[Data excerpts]
┄┄┄┄┄┄

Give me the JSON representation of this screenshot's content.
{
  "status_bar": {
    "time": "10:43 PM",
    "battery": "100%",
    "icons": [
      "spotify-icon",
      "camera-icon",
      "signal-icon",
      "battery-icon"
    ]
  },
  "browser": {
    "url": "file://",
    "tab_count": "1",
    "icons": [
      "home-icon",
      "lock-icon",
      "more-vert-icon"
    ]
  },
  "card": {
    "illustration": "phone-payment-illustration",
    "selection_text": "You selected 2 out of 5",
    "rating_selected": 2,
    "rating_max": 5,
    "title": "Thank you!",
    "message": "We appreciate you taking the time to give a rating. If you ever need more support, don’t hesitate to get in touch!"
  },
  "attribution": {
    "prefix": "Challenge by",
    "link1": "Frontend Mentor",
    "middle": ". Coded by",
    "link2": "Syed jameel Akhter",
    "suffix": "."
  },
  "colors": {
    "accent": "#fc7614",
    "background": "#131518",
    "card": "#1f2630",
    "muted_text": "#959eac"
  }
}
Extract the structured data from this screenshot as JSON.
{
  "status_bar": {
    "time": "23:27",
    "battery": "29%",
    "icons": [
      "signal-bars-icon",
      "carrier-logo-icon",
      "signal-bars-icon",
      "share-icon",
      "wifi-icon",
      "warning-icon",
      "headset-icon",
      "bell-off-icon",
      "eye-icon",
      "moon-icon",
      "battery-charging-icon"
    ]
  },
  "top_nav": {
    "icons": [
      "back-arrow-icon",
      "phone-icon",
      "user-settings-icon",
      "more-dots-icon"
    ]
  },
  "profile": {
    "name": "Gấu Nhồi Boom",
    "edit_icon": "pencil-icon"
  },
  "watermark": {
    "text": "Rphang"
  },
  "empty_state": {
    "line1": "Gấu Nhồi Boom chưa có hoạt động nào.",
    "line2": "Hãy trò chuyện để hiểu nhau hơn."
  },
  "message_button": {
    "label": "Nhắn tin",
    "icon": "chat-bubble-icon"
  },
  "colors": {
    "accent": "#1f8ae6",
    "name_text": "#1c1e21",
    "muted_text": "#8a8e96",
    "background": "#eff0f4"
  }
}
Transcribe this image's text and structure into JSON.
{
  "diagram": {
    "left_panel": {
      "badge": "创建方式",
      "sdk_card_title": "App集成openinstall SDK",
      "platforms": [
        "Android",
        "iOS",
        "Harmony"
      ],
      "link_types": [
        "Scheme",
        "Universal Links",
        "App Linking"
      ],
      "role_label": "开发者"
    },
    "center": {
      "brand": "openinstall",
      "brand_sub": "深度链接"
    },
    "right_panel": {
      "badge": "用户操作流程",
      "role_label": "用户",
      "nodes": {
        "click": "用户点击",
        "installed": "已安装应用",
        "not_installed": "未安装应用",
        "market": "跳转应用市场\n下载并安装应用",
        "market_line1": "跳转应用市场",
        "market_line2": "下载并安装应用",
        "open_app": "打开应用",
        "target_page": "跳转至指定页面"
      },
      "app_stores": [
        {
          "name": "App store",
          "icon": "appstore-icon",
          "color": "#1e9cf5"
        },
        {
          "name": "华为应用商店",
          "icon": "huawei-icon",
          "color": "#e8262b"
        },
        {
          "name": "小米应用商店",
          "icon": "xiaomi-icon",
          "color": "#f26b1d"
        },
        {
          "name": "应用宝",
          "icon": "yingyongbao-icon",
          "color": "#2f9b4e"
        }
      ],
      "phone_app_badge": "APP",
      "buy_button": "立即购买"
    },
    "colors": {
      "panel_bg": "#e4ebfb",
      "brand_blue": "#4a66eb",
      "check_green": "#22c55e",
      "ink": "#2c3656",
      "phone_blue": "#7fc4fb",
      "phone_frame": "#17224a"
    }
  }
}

┄┄┄┄┄┄

Which lines of the data above contain "this"? Copy each one.

**The reply**
Give me the JSON representation of this screenshot's content.
Extract the structured data from this screenshot as JSON.
Transcribe this image's text and structure into JSON.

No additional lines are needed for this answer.